**EXERCISE PROMPT:** List, from the lines below, each one with "CECILIA" in it.

**WORKING DATA:**
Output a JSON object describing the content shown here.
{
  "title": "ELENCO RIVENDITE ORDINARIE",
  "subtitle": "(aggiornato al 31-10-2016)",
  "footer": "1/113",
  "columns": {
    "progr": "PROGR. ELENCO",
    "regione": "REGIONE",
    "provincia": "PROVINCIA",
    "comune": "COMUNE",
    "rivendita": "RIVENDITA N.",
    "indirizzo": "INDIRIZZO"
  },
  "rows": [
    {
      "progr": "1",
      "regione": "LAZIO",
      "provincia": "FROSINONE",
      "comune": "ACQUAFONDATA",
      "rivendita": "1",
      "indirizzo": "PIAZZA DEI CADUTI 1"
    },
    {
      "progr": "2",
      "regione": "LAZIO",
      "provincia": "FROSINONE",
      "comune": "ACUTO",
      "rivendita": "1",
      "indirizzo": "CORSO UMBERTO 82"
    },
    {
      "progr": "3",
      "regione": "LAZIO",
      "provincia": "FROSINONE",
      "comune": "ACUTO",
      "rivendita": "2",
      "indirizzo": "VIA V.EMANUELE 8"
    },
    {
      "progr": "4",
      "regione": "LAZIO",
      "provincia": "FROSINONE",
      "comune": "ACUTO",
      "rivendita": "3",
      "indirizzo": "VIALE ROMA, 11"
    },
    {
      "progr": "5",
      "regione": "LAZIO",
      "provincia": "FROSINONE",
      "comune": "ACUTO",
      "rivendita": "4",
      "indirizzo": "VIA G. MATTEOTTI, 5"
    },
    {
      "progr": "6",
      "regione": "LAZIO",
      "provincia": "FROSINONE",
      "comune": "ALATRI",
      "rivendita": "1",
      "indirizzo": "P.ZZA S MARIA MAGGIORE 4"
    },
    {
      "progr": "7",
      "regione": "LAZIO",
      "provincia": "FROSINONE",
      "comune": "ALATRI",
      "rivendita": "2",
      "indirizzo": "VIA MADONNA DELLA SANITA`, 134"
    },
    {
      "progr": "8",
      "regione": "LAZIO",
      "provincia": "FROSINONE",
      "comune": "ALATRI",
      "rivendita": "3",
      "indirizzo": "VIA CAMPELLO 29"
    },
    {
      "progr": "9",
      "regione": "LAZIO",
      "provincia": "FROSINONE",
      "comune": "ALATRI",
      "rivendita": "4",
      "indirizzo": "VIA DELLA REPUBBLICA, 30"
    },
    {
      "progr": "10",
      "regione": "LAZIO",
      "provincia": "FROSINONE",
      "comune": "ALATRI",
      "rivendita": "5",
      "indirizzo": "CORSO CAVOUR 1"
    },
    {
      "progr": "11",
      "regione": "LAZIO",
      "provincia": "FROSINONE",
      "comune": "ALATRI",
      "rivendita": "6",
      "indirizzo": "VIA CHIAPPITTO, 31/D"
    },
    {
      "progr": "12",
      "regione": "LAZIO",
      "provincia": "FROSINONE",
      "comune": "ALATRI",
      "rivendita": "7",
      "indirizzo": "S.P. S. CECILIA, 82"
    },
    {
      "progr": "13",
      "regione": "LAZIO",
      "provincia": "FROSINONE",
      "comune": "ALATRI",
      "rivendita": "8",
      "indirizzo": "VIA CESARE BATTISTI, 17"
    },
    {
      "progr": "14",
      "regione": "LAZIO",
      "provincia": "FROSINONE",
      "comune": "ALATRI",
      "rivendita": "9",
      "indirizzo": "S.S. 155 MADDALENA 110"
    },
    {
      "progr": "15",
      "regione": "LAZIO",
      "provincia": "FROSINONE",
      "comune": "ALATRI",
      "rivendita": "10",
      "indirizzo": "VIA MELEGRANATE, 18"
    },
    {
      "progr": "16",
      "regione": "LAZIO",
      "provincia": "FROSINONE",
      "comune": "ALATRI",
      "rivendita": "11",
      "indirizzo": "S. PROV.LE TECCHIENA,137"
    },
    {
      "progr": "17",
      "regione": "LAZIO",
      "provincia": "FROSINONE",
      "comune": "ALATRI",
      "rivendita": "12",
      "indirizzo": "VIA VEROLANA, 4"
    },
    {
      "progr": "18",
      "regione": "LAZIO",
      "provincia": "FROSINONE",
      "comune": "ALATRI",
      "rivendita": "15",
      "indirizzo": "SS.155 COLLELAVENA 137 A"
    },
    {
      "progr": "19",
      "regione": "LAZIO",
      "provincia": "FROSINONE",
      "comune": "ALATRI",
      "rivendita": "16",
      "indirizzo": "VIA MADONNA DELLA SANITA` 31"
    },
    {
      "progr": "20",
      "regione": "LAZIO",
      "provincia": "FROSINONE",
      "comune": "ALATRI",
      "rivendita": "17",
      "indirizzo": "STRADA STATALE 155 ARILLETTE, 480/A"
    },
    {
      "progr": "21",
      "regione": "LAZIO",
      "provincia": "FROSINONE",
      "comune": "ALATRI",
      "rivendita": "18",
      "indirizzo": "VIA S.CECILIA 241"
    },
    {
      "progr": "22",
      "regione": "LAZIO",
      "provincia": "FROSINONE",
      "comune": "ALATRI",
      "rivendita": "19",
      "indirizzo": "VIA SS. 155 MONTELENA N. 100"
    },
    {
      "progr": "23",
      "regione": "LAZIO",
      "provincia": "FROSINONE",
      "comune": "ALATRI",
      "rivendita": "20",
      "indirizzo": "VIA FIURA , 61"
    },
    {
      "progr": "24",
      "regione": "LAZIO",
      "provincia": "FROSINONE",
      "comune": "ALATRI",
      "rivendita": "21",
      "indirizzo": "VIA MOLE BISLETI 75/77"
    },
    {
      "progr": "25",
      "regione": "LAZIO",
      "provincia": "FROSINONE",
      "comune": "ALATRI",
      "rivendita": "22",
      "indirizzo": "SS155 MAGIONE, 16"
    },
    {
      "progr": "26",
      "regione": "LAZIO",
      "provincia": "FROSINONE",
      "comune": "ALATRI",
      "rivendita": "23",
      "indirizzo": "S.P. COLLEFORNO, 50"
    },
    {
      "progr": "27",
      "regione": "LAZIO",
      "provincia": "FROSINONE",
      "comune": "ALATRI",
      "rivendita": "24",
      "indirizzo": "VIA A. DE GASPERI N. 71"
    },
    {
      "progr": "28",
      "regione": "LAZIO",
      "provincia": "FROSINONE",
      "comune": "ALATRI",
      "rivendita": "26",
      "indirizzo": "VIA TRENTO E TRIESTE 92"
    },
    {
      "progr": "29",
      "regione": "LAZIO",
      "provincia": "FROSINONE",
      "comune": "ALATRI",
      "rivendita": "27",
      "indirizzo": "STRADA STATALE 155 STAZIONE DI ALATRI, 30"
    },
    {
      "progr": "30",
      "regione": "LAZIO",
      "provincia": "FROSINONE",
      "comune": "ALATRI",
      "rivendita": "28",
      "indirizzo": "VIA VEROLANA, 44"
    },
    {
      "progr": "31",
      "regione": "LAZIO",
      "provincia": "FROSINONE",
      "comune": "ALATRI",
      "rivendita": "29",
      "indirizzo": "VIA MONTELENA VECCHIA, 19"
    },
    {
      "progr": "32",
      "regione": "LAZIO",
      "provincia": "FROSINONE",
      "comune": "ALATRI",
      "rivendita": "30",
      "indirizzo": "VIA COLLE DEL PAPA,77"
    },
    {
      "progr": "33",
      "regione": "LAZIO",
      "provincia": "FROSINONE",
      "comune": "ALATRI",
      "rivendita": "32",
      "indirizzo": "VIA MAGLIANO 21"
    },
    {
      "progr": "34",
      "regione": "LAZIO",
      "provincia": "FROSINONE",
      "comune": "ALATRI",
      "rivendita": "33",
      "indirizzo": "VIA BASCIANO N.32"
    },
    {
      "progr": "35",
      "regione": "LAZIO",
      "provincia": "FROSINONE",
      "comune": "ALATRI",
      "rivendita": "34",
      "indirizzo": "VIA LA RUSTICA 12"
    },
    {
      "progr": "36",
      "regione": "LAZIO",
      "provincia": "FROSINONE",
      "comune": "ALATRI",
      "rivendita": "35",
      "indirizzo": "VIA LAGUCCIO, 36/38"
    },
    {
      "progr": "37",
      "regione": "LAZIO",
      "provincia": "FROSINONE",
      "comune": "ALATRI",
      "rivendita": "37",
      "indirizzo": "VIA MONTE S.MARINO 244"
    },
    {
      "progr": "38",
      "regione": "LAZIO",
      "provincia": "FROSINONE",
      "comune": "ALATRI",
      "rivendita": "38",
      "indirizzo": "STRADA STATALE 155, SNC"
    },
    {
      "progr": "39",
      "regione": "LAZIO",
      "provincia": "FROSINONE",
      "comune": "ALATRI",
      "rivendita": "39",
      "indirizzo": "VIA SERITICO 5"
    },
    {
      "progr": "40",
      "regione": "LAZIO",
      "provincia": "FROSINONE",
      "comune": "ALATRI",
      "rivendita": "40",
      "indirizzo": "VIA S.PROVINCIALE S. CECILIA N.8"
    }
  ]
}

**THE ANSWER:**
      "indirizzo": "S.P. S. CECILIA, 82"
      "indirizzo": "VIA S.CECILIA 241"
      "indirizzo": "VIA S.PROVINCIALE S. CECILIA N.8"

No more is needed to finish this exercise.